» Task prompt:
Gather up all lines that carry the word "example".

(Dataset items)
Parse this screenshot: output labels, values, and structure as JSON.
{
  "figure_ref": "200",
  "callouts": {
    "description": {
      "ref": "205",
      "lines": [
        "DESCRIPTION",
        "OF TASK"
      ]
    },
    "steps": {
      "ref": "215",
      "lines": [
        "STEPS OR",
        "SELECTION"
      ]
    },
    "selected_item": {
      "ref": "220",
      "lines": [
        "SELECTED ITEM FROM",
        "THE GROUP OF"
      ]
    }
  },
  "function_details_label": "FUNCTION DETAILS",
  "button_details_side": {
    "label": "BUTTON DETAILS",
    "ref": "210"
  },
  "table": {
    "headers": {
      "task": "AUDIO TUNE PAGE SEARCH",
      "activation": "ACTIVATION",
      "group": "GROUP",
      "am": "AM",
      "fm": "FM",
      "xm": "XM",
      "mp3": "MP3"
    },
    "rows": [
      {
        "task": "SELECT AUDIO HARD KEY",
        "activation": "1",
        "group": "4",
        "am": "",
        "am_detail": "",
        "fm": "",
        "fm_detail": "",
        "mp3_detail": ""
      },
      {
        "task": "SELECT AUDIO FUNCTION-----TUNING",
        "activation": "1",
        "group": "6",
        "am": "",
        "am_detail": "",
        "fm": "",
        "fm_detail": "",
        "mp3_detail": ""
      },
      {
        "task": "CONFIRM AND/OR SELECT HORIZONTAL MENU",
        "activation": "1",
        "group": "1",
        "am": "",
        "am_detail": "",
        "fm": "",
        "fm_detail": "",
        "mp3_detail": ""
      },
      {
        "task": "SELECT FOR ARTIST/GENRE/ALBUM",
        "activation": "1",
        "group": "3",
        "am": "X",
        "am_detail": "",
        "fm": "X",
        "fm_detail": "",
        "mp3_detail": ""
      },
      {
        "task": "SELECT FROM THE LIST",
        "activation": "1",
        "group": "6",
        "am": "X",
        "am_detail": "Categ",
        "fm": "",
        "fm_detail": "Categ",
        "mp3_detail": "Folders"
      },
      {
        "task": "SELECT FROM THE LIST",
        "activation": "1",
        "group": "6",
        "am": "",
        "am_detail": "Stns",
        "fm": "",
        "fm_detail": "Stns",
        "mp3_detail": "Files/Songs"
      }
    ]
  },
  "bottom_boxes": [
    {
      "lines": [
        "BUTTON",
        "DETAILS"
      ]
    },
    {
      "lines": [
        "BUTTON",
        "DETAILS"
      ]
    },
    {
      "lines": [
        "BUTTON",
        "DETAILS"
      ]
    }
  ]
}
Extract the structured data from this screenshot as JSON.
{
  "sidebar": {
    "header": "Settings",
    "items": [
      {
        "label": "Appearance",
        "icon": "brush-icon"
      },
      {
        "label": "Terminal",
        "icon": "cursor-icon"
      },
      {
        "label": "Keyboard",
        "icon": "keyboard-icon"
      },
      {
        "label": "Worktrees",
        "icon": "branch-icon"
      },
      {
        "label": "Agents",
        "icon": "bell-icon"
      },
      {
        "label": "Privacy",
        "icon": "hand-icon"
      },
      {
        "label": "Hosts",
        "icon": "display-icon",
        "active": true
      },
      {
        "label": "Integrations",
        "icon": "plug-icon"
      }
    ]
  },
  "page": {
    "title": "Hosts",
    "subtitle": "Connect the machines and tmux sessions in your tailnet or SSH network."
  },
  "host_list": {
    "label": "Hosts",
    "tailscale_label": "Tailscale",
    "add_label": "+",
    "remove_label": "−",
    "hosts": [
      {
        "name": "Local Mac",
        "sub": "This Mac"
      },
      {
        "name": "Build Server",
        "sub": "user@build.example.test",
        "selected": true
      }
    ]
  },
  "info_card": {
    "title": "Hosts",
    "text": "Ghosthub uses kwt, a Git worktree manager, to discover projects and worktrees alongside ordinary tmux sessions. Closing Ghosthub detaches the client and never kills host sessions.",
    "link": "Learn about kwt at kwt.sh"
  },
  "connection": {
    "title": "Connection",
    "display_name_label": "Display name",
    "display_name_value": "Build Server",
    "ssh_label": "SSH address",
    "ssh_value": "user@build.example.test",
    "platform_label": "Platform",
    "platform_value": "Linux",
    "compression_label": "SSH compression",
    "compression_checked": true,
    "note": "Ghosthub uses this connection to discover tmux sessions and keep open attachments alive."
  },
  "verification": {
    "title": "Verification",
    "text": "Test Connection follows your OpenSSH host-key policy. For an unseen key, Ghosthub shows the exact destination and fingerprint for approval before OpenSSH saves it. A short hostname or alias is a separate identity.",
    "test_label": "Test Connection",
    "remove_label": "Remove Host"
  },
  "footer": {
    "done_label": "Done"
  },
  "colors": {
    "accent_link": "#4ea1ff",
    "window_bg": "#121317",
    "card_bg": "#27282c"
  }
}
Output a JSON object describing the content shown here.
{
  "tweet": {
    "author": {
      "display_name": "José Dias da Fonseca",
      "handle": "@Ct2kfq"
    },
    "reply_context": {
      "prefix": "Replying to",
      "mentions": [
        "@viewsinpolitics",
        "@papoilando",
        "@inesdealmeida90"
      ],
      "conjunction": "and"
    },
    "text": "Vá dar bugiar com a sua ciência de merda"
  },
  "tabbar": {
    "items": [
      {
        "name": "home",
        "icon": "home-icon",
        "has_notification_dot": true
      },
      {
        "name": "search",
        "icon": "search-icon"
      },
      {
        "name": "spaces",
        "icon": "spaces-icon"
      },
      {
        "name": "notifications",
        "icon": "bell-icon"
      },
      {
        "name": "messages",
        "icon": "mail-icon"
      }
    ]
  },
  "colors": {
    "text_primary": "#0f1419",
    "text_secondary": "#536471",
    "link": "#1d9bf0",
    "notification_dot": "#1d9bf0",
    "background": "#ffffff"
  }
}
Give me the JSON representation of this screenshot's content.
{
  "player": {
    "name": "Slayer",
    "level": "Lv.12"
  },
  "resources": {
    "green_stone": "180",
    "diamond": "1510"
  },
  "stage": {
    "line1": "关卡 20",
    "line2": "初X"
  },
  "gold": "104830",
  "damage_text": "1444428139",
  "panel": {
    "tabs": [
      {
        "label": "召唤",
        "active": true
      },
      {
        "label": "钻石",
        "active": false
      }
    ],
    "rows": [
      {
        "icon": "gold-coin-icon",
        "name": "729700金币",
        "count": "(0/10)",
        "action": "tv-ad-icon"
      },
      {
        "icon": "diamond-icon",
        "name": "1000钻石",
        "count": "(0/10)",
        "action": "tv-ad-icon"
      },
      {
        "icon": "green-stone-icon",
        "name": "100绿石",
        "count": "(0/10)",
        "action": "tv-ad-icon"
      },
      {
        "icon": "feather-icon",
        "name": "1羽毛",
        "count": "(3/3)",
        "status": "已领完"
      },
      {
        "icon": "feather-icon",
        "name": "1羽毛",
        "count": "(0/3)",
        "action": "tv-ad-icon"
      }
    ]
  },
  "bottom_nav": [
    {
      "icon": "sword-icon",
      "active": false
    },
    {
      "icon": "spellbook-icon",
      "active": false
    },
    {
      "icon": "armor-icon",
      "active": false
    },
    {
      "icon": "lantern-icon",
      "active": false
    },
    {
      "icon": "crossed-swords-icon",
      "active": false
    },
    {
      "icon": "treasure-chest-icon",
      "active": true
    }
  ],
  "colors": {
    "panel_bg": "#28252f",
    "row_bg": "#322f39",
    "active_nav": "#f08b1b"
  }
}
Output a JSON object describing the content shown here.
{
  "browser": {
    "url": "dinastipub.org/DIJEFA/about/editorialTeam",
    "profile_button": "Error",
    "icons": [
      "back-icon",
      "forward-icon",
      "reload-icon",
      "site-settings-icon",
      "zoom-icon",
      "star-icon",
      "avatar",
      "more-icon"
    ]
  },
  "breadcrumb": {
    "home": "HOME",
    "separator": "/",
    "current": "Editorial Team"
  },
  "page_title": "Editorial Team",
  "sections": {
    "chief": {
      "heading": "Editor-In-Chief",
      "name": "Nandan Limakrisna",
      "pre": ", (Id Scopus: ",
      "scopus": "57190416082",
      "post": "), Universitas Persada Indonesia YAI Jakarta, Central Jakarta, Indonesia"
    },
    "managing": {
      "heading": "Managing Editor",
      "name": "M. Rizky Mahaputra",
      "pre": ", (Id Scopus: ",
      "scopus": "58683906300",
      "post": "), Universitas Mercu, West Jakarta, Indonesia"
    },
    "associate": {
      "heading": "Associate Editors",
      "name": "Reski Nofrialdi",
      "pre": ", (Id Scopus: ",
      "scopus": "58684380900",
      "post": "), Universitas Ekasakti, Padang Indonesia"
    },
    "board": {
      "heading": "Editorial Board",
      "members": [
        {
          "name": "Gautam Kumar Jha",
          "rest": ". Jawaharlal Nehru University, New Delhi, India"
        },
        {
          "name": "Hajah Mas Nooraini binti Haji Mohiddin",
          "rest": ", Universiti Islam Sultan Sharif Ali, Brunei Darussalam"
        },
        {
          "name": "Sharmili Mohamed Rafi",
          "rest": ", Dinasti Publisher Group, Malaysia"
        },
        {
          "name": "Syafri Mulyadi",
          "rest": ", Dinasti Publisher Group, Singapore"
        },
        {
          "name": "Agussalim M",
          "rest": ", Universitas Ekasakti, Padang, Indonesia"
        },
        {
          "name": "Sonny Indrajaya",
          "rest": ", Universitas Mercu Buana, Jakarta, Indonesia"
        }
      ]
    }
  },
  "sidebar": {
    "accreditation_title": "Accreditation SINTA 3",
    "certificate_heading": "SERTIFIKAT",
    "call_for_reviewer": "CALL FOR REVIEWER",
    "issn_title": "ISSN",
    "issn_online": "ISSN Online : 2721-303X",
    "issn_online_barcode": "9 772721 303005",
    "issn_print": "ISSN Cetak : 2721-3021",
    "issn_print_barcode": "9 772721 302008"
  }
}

» Result of this task:
        "sub": "user@build.example.test",
    "ssh_value": "user@build.example.test",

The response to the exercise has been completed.